Data extracted from a collection
******

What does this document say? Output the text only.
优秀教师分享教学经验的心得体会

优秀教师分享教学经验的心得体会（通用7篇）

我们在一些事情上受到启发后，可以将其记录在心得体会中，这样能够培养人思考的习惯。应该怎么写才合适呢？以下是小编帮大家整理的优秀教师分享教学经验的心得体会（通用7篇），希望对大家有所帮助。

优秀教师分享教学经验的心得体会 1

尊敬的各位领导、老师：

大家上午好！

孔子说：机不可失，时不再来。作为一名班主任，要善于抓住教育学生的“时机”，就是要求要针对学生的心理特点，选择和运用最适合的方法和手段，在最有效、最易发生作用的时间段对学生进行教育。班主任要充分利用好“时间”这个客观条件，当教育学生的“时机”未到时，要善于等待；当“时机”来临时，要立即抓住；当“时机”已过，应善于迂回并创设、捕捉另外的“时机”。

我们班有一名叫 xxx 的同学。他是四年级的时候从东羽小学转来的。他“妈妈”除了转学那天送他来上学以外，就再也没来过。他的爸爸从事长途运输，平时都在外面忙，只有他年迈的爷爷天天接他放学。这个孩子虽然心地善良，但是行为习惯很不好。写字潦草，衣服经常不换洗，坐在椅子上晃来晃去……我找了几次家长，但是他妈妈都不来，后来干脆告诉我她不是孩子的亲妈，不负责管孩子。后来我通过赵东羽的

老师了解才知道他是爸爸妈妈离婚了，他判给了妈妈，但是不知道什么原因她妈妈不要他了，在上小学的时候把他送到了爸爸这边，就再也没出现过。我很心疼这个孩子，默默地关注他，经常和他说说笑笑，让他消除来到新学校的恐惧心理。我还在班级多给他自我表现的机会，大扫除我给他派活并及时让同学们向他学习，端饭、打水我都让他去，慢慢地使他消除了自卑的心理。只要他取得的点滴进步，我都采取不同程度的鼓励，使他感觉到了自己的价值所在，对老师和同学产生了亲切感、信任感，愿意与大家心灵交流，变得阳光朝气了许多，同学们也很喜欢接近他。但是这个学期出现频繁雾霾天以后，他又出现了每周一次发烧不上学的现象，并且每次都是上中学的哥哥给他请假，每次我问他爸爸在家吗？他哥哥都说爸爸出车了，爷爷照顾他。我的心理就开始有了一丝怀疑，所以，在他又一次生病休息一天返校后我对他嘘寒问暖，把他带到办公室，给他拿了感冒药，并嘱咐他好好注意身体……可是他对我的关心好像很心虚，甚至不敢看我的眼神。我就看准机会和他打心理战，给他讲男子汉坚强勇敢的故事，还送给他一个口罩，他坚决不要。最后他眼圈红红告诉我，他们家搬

******

__Set exercise__:
Retype the material above, line by line, exactly.

__Result for this task__:
What does this document say? Output the text only.
优秀教师分享教学经验的心得体会

优秀教师分享教学经验的心得体会（通用7篇）

我们在一些事情上受到启发后，可以将其记录在心得体会中，这样能够培养人思考的习惯。应该怎么写才合适呢？以下是小编帮大家整理的优秀教师分享教学经验的心得体会（通用7篇），希望对大家有所帮助。

优秀教师分享教学经验的心得体会 1

尊敬的各位领导、老师：

大家上午好！

孔子说：机不可失，时不再来。作为一名班主任，要善于抓住教育学生的“时机”，就是要求要针对学生的心理特点，选择和运用最适合的方法和手段，在最有效、最易发生作用的时间段对学生进行教育。班主任要充分利用好“时间”这个客观条件，当教育学生的“时机”未到时，要善于等待；当“时机”来临时，要立即抓住；当“时机”已过，应善于迂回并创设、捕捉另外的“时机”。

我们班有一名叫 xxx 的同学。他是四年级的时候从东羽小学转来的。他“妈妈”除了转学那天送他来上学以外，就再也没来过。他的爸爸从事长途运输，平时都在外面忙，只有他年迈的爷爷天天接他放学。这个孩子虽然心地善良，但是行为习惯很不好。写字潦草，衣服经常不换洗，坐在椅子上晃来晃去……我找了几次家长，但是他妈妈都不来，后来干脆告诉我她不是孩子的亲妈，不负责管孩子。后来我通过赵东羽的

老师了解才知道他是爸爸妈妈离婚了，他判给了妈妈，但是不知道什么原因她妈妈不要他了，在上小学的时候把他送到了爸爸这边，就再也没出现过。我很心疼这个孩子，默默地关注他，经常和他说说笑笑，让他消除来到新学校的恐惧心理。我还在班级多给他自我表现的机会，大扫除我给他派活并及时让同学们向他学习，端饭、打水我都让他去，慢慢地使他消除了自卑的心理。只要他取得的点滴进步，我都采取不同程度的鼓励，使他感觉到了自己的价值所在，对老师和同学产生了亲切感、信任感，愿意与大家心灵交流，变得阳光朝气了许多，同学们也很喜欢接近他。但是这个学期出现频繁雾霾天以后，他又出现了每周一次发烧不上学的现象，并且每次都是上中学的哥哥给他请假，每次我问他爸爸在家吗？他哥哥都说爸爸出车了，爷爷照顾他。我的心理就开始有了一丝怀疑，所以，在他又一次生病休息一天返校后我对他嘘寒问暖，把他带到办公室，给他拿了感冒药，并嘱咐他好好注意身体……可是他对我的关心好像很心虚，甚至不敢看我的眼神。我就看准机会和他打心理战，给他讲男子汉坚强勇敢的故事，还送给他一个口罩，他坚决不要。最后他眼圈红红告诉我，他们家搬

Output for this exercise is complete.